* _Exercise details_
Pictures do not belong in the copy. Return all of the entries exactly.

* _Raw data_
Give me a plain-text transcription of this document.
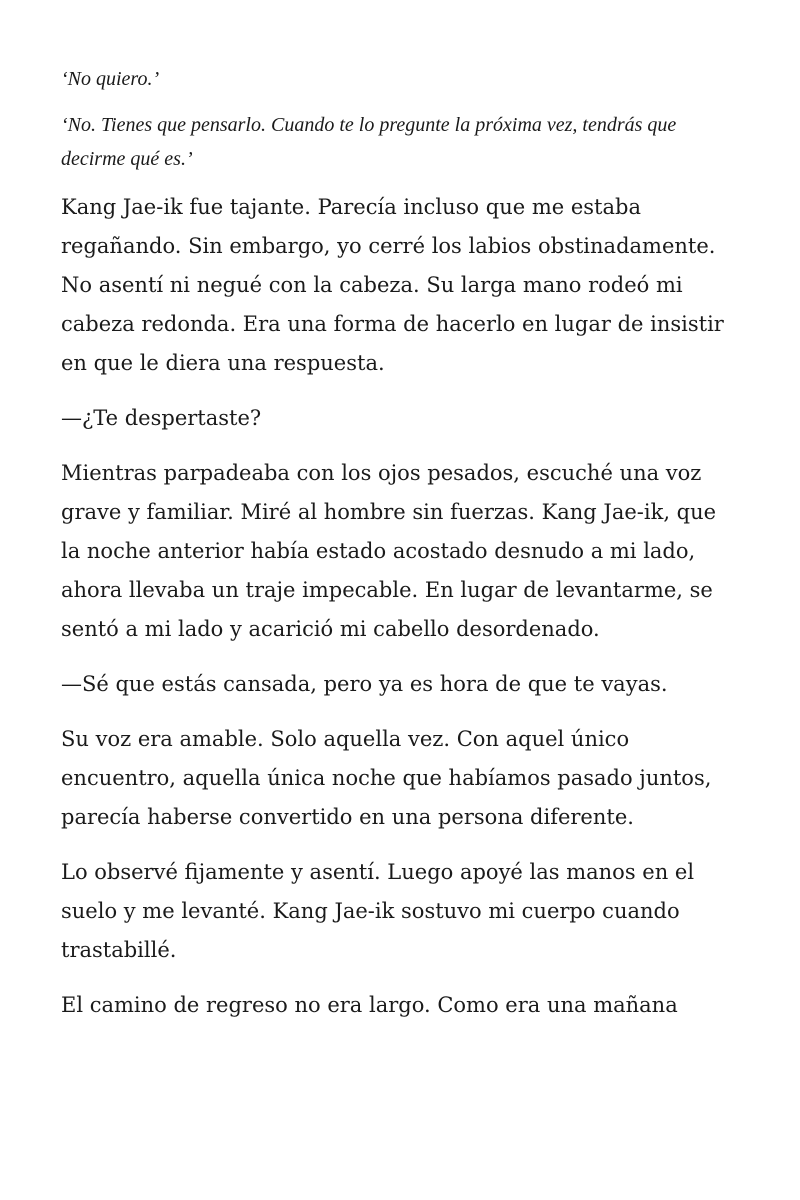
‘No quiero.’

‘No. Tienes que pensarlo. Cuando te lo pregunte la próxima vez, tendrás que decirme qué es.’

Kang Jae-ik fue tajante. Parecía incluso que me estaba regañando. Sin embargo, yo cerré los labios obstinadamente. No asentí ni negué con la cabeza. Su larga mano rodeó mi cabeza redonda. Era una forma de hacerlo en lugar de insistir en que le diera una respuesta.

—¿Te despertaste?

Mientras parpadeaba con los ojos pesados, escuché una voz grave y familiar. Miré al hombre sin fuerzas. Kang Jae-ik, que la noche anterior había estado acostado desnudo a mi lado, ahora llevaba un traje impecable. En lugar de levantarme, se sentó a mi lado y acarició mi cabello desordenado.

—Sé que estás cansada, pero ya es hora de que te vayas.

Su voz era amable. Solo aquella vez. Con aquel único encuentro, aquella única noche que habíamos pasado juntos, parecía haberse convertido en una persona diferente.

Lo observé fijamente y asentí. Luego apoyé las manos en el suelo y me levanté. Kang Jae-ik sostuvo mi cuerpo cuando trastabillé.

El camino de regreso no era largo. Como era una mañana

* _Written solution_
Give me a plain-text transcription of this document.
‘No quiero.’

‘No. Tienes que pensarlo. Cuando te lo pregunte la próxima vez, tendrás que decirme qué es.’

Kang Jae-ik fue tajante. Parecía incluso que me estaba regañando. Sin embargo, yo cerré los labios obstinadamente. No asentí ni negué con la cabeza. Su larga mano rodeó mi cabeza redonda. Era una forma de hacerlo en lugar de insistir en que le diera una respuesta.

—¿Te despertaste?

Mientras parpadeaba con los ojos pesados, escuché una voz grave y familiar. Miré al hombre sin fuerzas. Kang Jae-ik, que la noche anterior había estado acostado desnudo a mi lado, ahora llevaba un traje impecable. En lugar de levantarme, se sentó a mi lado y acarició mi cabello desordenado.

—Sé que estás cansada, pero ya es hora de que te vayas.

Su voz era amable. Solo aquella vez. Con aquel único encuentro, aquella única noche que habíamos pasado juntos, parecía haberse convertido en una persona diferente.

Lo observé fijamente y asentí. Luego apoyé las manos en el suelo y me levanté. Kang Jae-ik sostuvo mi cuerpo cuando trastabillé.

El camino de regreso no era largo. Como era una mañana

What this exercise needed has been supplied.